Source data
──────

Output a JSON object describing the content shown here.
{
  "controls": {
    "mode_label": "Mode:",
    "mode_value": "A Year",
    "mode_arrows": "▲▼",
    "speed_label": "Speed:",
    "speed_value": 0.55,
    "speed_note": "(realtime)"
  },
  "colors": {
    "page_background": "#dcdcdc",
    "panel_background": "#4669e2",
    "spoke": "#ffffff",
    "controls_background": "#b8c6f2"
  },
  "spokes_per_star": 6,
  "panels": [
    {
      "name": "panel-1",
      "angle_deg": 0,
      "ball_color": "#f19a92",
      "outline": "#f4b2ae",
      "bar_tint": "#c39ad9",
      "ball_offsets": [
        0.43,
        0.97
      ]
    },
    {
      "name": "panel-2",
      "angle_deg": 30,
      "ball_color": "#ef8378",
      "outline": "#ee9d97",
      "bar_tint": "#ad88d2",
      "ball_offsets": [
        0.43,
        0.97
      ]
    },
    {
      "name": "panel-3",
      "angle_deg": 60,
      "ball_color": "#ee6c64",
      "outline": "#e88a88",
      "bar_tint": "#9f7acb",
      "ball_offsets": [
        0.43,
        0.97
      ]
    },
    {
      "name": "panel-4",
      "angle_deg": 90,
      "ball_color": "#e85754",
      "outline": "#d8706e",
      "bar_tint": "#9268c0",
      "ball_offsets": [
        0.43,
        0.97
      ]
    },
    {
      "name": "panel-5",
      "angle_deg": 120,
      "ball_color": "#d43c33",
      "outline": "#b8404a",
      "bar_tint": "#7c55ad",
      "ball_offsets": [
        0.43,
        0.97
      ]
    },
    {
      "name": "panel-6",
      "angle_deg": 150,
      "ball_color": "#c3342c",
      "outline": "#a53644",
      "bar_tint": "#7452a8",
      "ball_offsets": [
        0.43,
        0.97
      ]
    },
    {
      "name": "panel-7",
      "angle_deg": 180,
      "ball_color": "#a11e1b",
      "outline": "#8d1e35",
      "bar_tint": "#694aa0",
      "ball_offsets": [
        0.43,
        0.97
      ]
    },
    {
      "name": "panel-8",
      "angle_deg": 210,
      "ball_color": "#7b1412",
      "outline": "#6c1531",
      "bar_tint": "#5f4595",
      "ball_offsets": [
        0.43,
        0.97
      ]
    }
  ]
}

──────

AIM:
Your task is to give the records above again, exactly.

SOLUTION TO THE EXERCISE:
Output a JSON object describing the content shown here.
{
  "controls": {
    "mode_label": "Mode:",
    "mode_value": "A Year",
    "mode_arrows": "▲▼",
    "speed_label": "Speed:",
    "speed_value": 0.55,
    "speed_note": "(realtime)"
  },
  "colors": {
    "page_background": "#dcdcdc",
    "panel_background": "#4669e2",
    "spoke": "#ffffff",
    "controls_background": "#b8c6f2"
  },
  "spokes_per_star": 6,
  "panels": [
    {
      "name": "panel-1",
      "angle_deg": 0,
      "ball_color": "#f19a92",
      "outline": "#f4b2ae",
      "bar_tint": "#c39ad9",
      "ball_offsets": [
        0.43,
        0.97
      ]
    },
    {
      "name": "panel-2",
      "angle_deg": 30,
      "ball_color": "#ef8378",
      "outline": "#ee9d97",
      "bar_tint": "#ad88d2",
      "ball_offsets": [
        0.43,
        0.97
      ]
    },
    {
      "name": "panel-3",
      "angle_deg": 60,
      "ball_color": "#ee6c64",
      "outline": "#e88a88",
      "bar_tint": "#9f7acb",
      "ball_offsets": [
        0.43,
        0.97
      ]
    },
    {
      "name": "panel-4",
      "angle_deg": 90,
      "ball_color": "#e85754",
      "outline": "#d8706e",
      "bar_tint": "#9268c0",
      "ball_offsets": [
        0.43,
        0.97
      ]
    },
    {
      "name": "panel-5",
      "angle_deg": 120,
      "ball_color": "#d43c33",
      "outline": "#b8404a",
      "bar_tint": "#7c55ad",
      "ball_offsets": [
        0.43,
        0.97
      ]
    },
    {
      "name": "panel-6",
      "angle_deg": 150,
      "ball_color": "#c3342c",
      "outline": "#a53644",
      "bar_tint": "#7452a8",
      "ball_offsets": [
        0.43,
        0.97
      ]
    },
    {
      "name": "panel-7",
      "angle_deg": 180,
      "ball_color": "#a11e1b",
      "outline": "#8d1e35",
      "bar_tint": "#694aa0",
      "ball_offsets": [
        0.43,
        0.97
      ]
    },
    {
      "name": "panel-8",
      "angle_deg": 210,
      "ball_color": "#7b1412",
      "outline": "#6c1531",
      "bar_tint": "#5f4595",
      "ball_offsets": [
        0.43,
        0.97
      ]
    }
  ]
}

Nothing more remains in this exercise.